**GIVEN PROBLEM**
Without including any images, reproduce each entry exactly.
══ MATERIAL FOR THE TASK ══
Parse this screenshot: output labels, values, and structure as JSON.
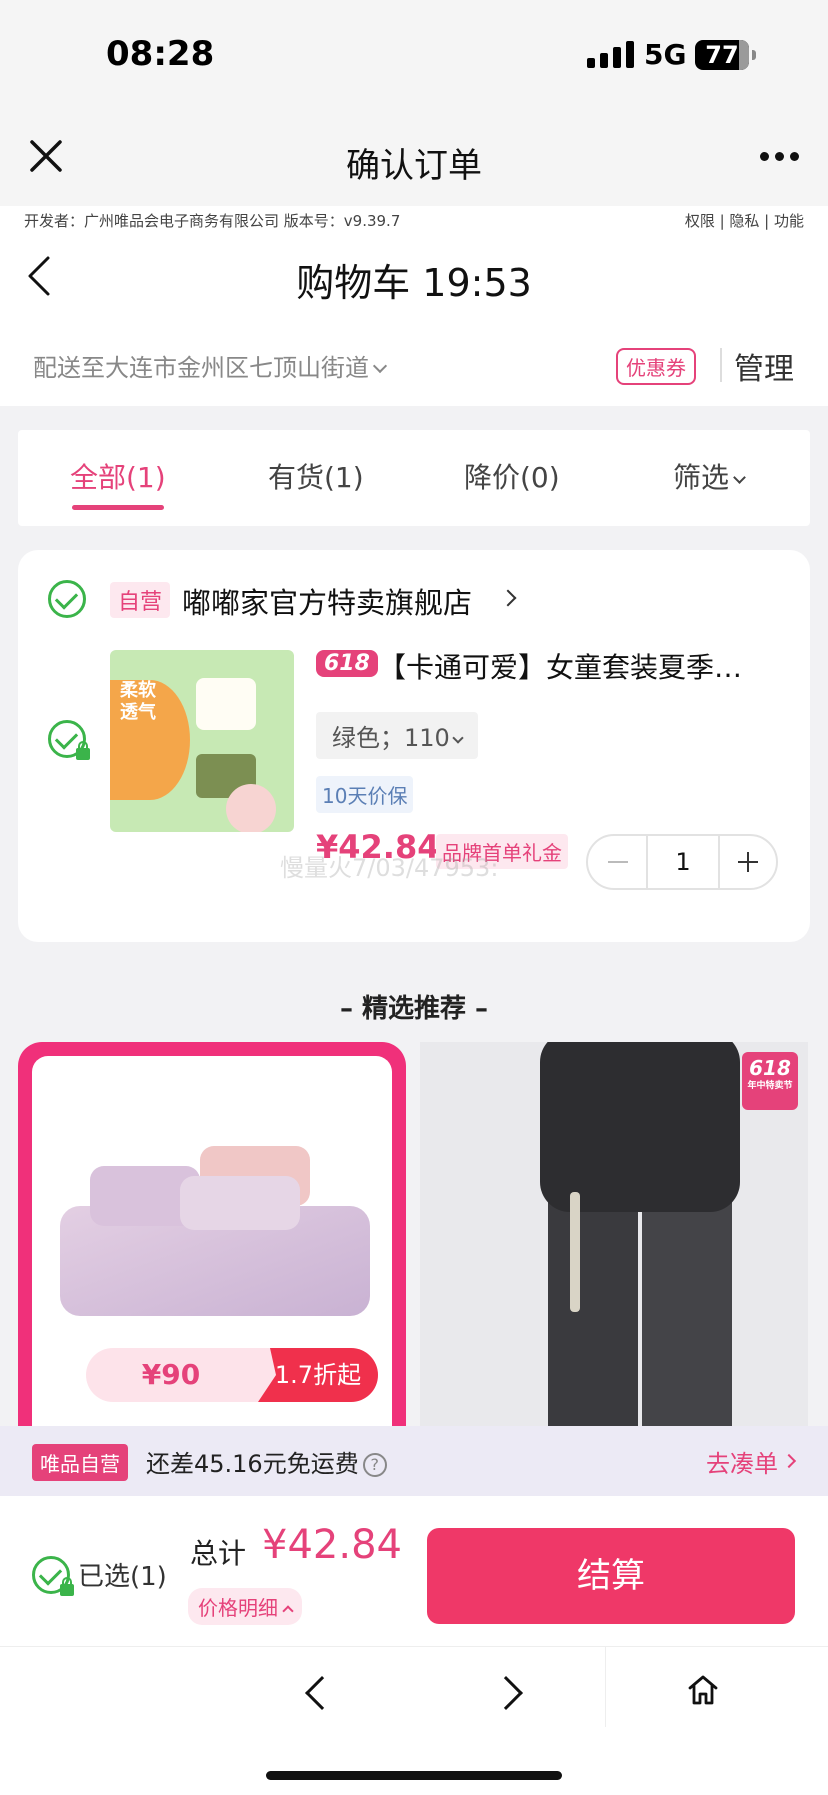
{
  "status": {
    "time": "08:28",
    "network": "5G",
    "battery": "77"
  },
  "mini_header": {
    "title": "确认订单"
  },
  "dev_info": {
    "left": "开发者：广州唯品会电子商务有限公司 版本号：v9.39.7",
    "right": "权限 | 隐私 | 功能"
  },
  "page": {
    "title": "购物车 19:53",
    "address": "配送至大连市金州区七顶山街道",
    "coupon": "优惠券",
    "manage": "管理"
  },
  "tabs": [
    {
      "label": "全部(1)",
      "active": true
    },
    {
      "label": "有货(1)",
      "active": false
    },
    {
      "label": "降价(0)",
      "active": false
    },
    {
      "label": "筛选",
      "active": false
    }
  ],
  "cart": {
    "store_tag": "自营",
    "store_name": "嘟嘟家官方特卖旗舰店",
    "thumb_text": "柔软透气",
    "product": {
      "badge": "618",
      "title": "【卡通可爱】女童套装夏季…",
      "variant": "绿色；110",
      "guarantee": "10天价保",
      "price": "¥42.84",
      "gift": "品牌首单礼金",
      "quantity": "1"
    },
    "watermark": "慢量火7/03/47953:"
  },
  "recommend": {
    "title": "– 精选推荐 –",
    "item1": {
      "price": "¥90",
      "discount": "1.7折起"
    },
    "item2": {
      "tag": "618",
      "tag_sub": "年中特卖节"
    }
  },
  "freight": {
    "tag": "唯品自营",
    "message": "还差45.16元免运费",
    "help_icon": "?",
    "action": "去凑单"
  },
  "checkout": {
    "selected": "已选(1)",
    "total_label": "总计",
    "total": "¥42.84",
    "detail": "价格明细",
    "pay": "结算"
  },
  "colors": {
    "accent": "#e5427a",
    "pay_button": "#ef3868",
    "check": "#3bb44a"
  }
}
═══
**WORKED SOLUTION**
Parse this screenshot: output labels, values, and structure as JSON.
{
  "status": {
    "time": "08:28",
    "network": "5G",
    "battery": "77"
  },
  "mini_header": {
    "title": "确认订单"
  },
  "dev_info": {
    "left": "开发者：广州唯品会电子商务有限公司 版本号：v9.39.7",
    "right": "权限 | 隐私 | 功能"
  },
  "page": {
    "title": "购物车 19:53",
    "address": "配送至大连市金州区七顶山街道",
    "coupon": "优惠券",
    "manage": "管理"
  },
  "tabs": [
    {
      "label": "全部(1)",
      "active": true
    },
    {
      "label": "有货(1)",
      "active": false
    },
    {
      "label": "降价(0)",
      "active": false
    },
    {
      "label": "筛选",
      "active": false
    }
  ],
  "cart": {
    "store_tag": "自营",
    "store_name": "嘟嘟家官方特卖旗舰店",
    "thumb_text": "柔软透气",
    "product": {
      "badge": "618",
      "title": "【卡通可爱】女童套装夏季…",
      "variant": "绿色；110",
      "guarantee": "10天价保",
      "price": "¥42.84",
      "gift": "品牌首单礼金",
      "quantity": "1"
    },
    "watermark": "慢量火7/03/47953:"
  },
  "recommend": {
    "title": "– 精选推荐 –",
    "item1": {
      "price": "¥90",
      "discount": "1.7折起"
    },
    "item2": {
      "tag": "618",
      "tag_sub": "年中特卖节"
    }
  },
  "freight": {
    "tag": "唯品自营",
    "message": "还差45.16元免运费",
    "help_icon": "?",
    "action": "去凑单"
  },
  "checkout": {
    "selected": "已选(1)",
    "total_label": "总计",
    "total": "¥42.84",
    "detail": "价格明细",
    "pay": "结算"
  },
  "colors": {
    "accent": "#e5427a",
    "pay_button": "#ef3868",
    "check": "#3bb44a"
  }
}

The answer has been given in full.